> REQUIRED TASK: Type out all the records word for word. Any pictures are to be left out.

> DATA ROWS:
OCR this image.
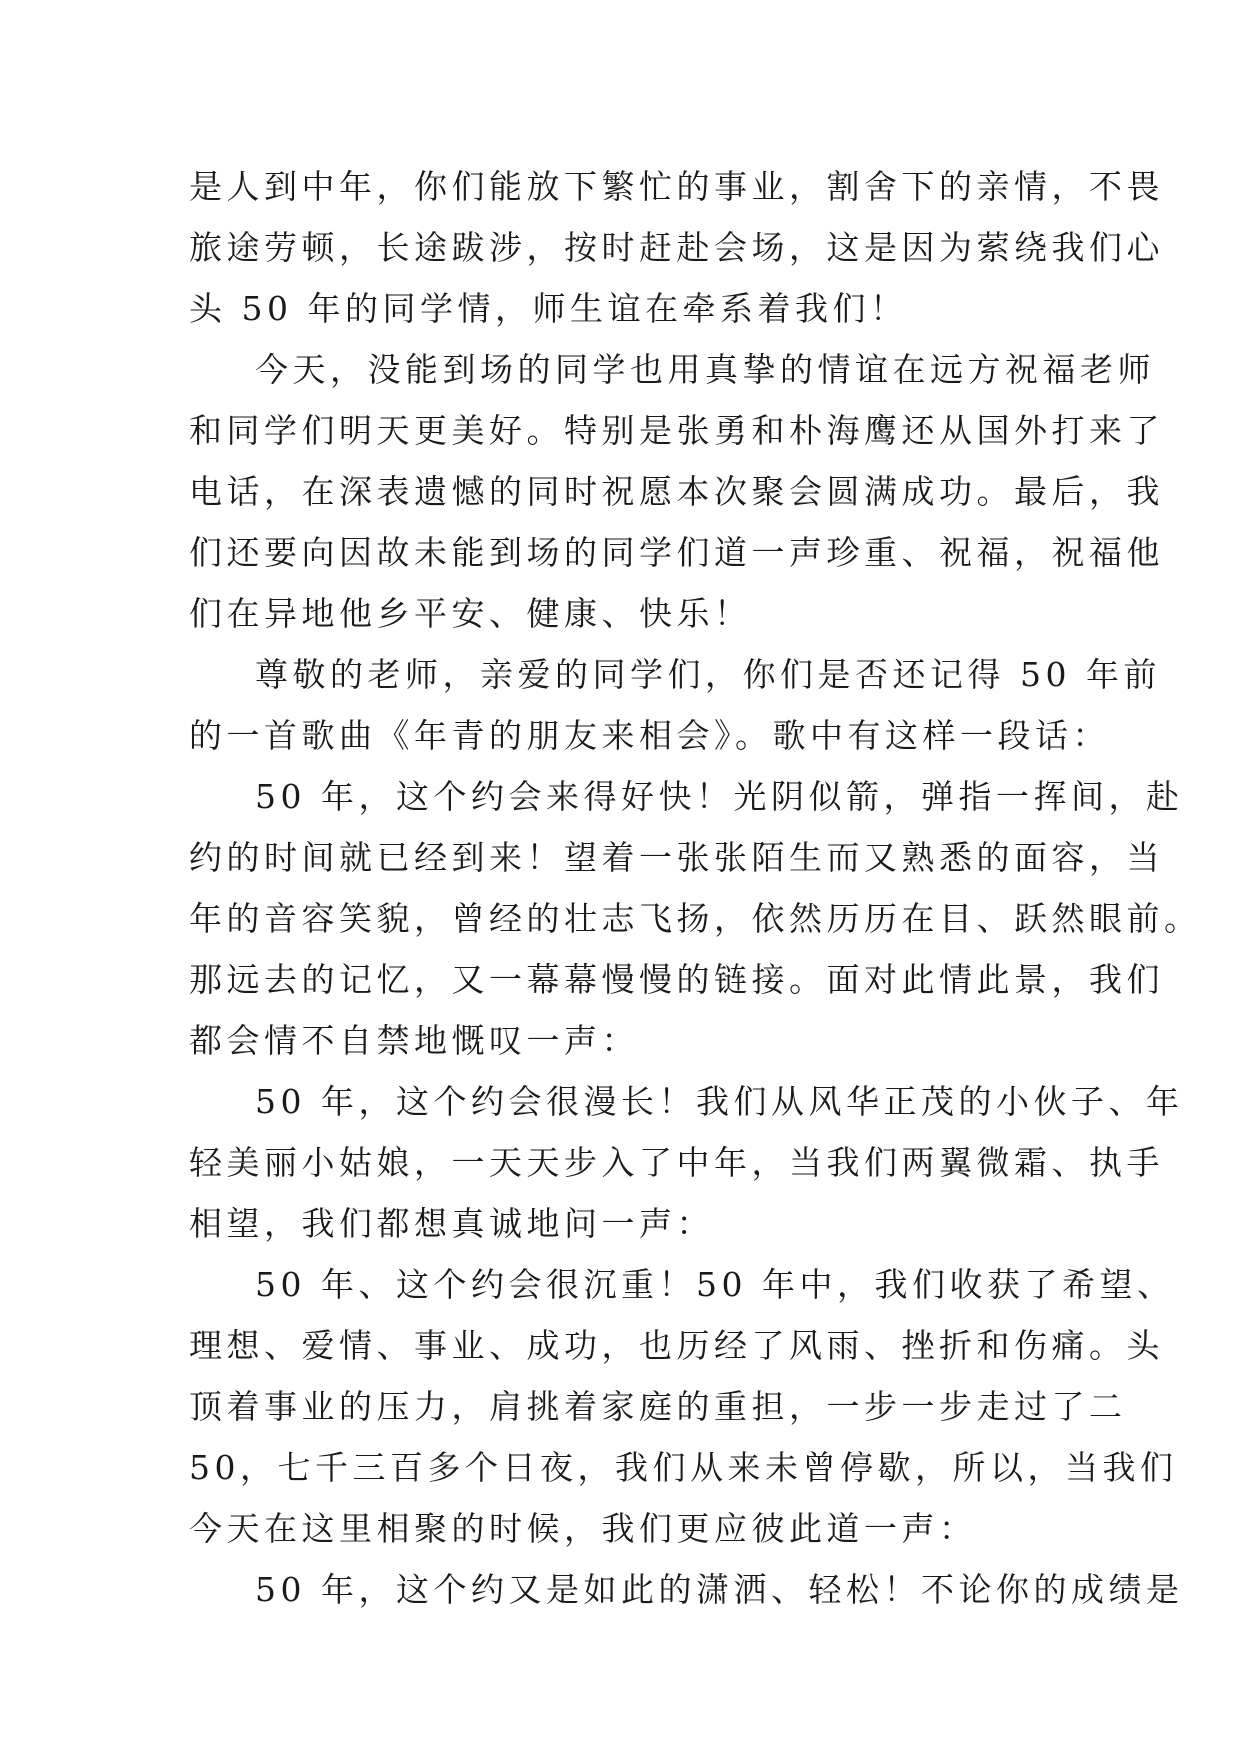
是人到中年，你们能放下繁忙的事业，割舍下的亲情，不畏
旅途劳顿，长途跋涉，按时赶赴会场，这是因为萦绕我们心
头 50 年的同学情，师生谊在牵系着我们！
今天，没能到场的同学也用真挚的情谊在远方祝福老师
和同学们明天更美好。特别是张勇和朴海鹰还从国外打来了
电话，在深表遗憾的同时祝愿本次聚会圆满成功。最后，我
们还要向因故未能到场的同学们道一声珍重、祝福，祝福他
们在异地他乡平安、健康、快乐！
尊敬的老师，亲爱的同学们，你们是否还记得 50 年前
的一首歌曲《年青的朋友来相会》。歌中有这样一段话：
50 年，这个约会来得好快！光阴似箭，弹指一挥间，赴
约的时间就已经到来！望着一张张陌生而又熟悉的面容，当
年的音容笑貌，曾经的壮志飞扬，依然历历在目、跃然眼前。
那远去的记忆，又一幕幕慢慢的链接。面对此情此景，我们
都会情不自禁地慨叹一声：
50 年，这个约会很漫长！我们从风华正茂的小伙子、年
轻美丽小姑娘，一天天步入了中年，当我们两翼微霜、执手
相望，我们都想真诚地问一声：
50 年、这个约会很沉重！50 年中，我们收获了希望、
理想、爱情、事业、成功，也历经了风雨、挫折和伤痛。头
顶着事业的压力，肩挑着家庭的重担，一步一步走过了二
50，七千三百多个日夜，我们从来未曾停歇，所以，当我们
今天在这里相聚的时候，我们更应彼此道一声：
50 年，这个约又是如此的潇洒、轻松！不论你的成绩是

> EXPECTED ANSWER:
OCR this image.
是人到中年，你们能放下繁忙的事业，割舍下的亲情，不畏
旅途劳顿，长途跋涉，按时赶赴会场，这是因为萦绕我们心
头 50 年的同学情，师生谊在牵系着我们！
今天，没能到场的同学也用真挚的情谊在远方祝福老师
和同学们明天更美好。特别是张勇和朴海鹰还从国外打来了
电话，在深表遗憾的同时祝愿本次聚会圆满成功。最后，我
们还要向因故未能到场的同学们道一声珍重、祝福，祝福他
们在异地他乡平安、健康、快乐！
尊敬的老师，亲爱的同学们，你们是否还记得 50 年前
的一首歌曲《年青的朋友来相会》。歌中有这样一段话：
50 年，这个约会来得好快！光阴似箭，弹指一挥间，赴
约的时间就已经到来！望着一张张陌生而又熟悉的面容，当
年的音容笑貌，曾经的壮志飞扬，依然历历在目、跃然眼前。
那远去的记忆，又一幕幕慢慢的链接。面对此情此景，我们
都会情不自禁地慨叹一声：
50 年，这个约会很漫长！我们从风华正茂的小伙子、年
轻美丽小姑娘，一天天步入了中年，当我们两翼微霜、执手
相望，我们都想真诚地问一声：
50 年、这个约会很沉重！50 年中，我们收获了希望、
理想、爱情、事业、成功，也历经了风雨、挫折和伤痛。头
顶着事业的压力，肩挑着家庭的重担，一步一步走过了二
50，七千三百多个日夜，我们从来未曾停歇，所以，当我们
今天在这里相聚的时候，我们更应彼此道一声：
50 年，这个约又是如此的潇洒、轻松！不论你的成绩是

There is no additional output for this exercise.